Leave out the pictures and repeat the rest of the material exactly.

(Collection entries)

****

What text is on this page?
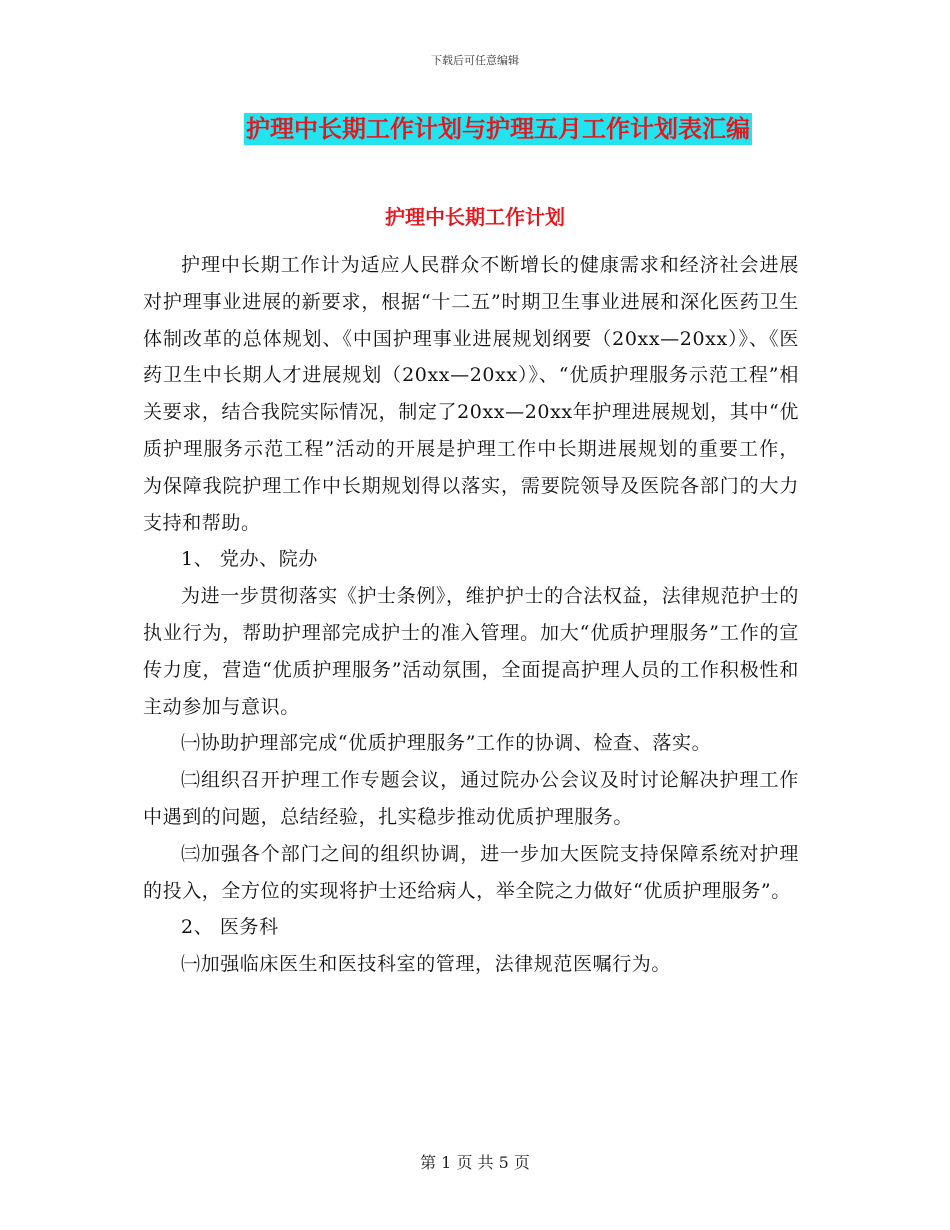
下载后可任意编辑
护理中长期工作计划与护理五月工作计划表汇编
护理中长期工作计划

护理中长期工作计为适应人民群众不断增长的健康需求和经济社会进展对护理事业进展的新要求，根据“十二五”时期卫生事业进展和深化医药卫生体制改革的总体规划、《中国护理事业进展规划纲要（20xx—20xx）》、《医药卫生中长期人才进展规划（20xx—20xx）》、“优质护理服务示范工程”相关要求，结合我院实际情况，制定了20xx—20xx年护理进展规划，其中“优质护理服务示范工程”活动的开展是护理工作中长期进展规划的重要工作，为保障我院护理工作中长期规划得以落实，需要院领导及医院各部门的大力支持和帮助。

1、 党办、院办

为进一步贯彻落实《护士条例》，维护护士的合法权益，法律规范护士的执业行为，帮助护理部完成护士的准入管理。加大“优质护理服务”工作的宣传力度，营造“优质护理服务”活动氛围，全面提高护理人员的工作积极性和主动参加与意识。

㈠协助护理部完成“优质护理服务”工作的协调、检查、落实。

㈡组织召开护理工作专题会议，通过院办公会议及时讨论解决护理工作中遇到的问题，总结经验，扎实稳步推动优质护理服务。

㈢加强各个部门之间的组织协调，进一步加大医院支持保障系统对护理的投入，全方位的实现将护士还给病人，举全院之力做好“优质护理服务”。

2、 医务科

㈠加强临床医生和医技科室的管理，法律规范医嘱行为。

第 1 页 共 5 页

****

§ Full answer:
What text is on this page?
下载后可任意编辑
护理中长期工作计划与护理五月工作计划表汇编
护理中长期工作计划

护理中长期工作计为适应人民群众不断增长的健康需求和经济社会进展对护理事业进展的新要求，根据“十二五”时期卫生事业进展和深化医药卫生体制改革的总体规划、《中国护理事业进展规划纲要（20xx—20xx）》、《医药卫生中长期人才进展规划（20xx—20xx）》、“优质护理服务示范工程”相关要求，结合我院实际情况，制定了20xx—20xx年护理进展规划，其中“优质护理服务示范工程”活动的开展是护理工作中长期进展规划的重要工作，为保障我院护理工作中长期规划得以落实，需要院领导及医院各部门的大力支持和帮助。

1、 党办、院办

为进一步贯彻落实《护士条例》，维护护士的合法权益，法律规范护士的执业行为，帮助护理部完成护士的准入管理。加大“优质护理服务”工作的宣传力度，营造“优质护理服务”活动氛围，全面提高护理人员的工作积极性和主动参加与意识。

㈠协助护理部完成“优质护理服务”工作的协调、检查、落实。

㈡组织召开护理工作专题会议，通过院办公会议及时讨论解决护理工作中遇到的问题，总结经验，扎实稳步推动优质护理服务。

㈢加强各个部门之间的组织协调，进一步加大医院支持保障系统对护理的投入，全方位的实现将护士还给病人，举全院之力做好“优质护理服务”。

2、 医务科

㈠加强临床医生和医技科室的管理，法律规范医嘱行为。

第 1 页 共 5 页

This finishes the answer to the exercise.